======== ROWS ========

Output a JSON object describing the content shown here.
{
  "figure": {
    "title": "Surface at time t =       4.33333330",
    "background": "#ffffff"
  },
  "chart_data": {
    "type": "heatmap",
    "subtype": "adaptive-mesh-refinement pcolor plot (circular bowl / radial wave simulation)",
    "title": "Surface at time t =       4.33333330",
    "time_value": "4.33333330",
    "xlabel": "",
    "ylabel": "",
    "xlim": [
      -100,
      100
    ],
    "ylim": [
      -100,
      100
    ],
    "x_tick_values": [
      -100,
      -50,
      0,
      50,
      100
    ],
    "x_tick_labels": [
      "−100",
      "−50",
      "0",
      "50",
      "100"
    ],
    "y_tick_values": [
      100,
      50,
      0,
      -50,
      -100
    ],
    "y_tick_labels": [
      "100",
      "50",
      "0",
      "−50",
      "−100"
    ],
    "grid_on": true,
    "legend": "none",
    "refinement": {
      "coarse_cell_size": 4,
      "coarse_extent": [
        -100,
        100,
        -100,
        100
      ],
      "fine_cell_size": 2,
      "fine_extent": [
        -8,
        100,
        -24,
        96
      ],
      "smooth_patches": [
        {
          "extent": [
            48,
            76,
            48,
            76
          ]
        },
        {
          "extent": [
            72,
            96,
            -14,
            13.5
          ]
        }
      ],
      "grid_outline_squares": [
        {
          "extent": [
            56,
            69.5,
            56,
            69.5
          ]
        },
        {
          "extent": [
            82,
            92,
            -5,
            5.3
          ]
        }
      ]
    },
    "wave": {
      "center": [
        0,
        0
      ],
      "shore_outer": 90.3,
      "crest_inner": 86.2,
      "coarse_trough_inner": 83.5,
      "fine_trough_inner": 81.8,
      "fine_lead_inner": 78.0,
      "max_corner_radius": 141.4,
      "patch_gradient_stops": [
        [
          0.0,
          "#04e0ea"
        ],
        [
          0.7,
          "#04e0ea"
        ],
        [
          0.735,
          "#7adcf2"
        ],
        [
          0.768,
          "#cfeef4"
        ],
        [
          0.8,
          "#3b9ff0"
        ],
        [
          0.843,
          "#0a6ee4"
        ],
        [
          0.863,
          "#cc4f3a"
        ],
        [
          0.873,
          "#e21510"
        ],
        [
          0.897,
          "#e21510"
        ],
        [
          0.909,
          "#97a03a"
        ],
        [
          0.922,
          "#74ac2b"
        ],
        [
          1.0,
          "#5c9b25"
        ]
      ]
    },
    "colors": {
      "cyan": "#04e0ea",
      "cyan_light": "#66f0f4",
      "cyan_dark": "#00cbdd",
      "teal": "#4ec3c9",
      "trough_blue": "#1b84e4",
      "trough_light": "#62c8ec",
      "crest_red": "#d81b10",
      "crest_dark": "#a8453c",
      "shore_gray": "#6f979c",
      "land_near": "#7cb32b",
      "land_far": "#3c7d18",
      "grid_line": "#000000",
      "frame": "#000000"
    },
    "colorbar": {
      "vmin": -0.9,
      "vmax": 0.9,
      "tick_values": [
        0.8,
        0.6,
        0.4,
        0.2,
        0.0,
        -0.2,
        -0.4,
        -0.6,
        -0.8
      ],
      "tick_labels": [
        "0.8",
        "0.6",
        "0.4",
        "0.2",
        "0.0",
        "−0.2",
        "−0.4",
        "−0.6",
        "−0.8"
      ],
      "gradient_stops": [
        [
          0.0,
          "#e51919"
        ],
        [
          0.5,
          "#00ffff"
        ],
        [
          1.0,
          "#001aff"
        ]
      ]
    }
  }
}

========

_WHAT THIS TASK INVOLVES_
Gather from the data above every line with the string "wave".

_FINAL RESULT_
    "subtype": "adaptive-mesh-refinement pcolor plot (circular bowl / radial wave simulation)",
    "wave": {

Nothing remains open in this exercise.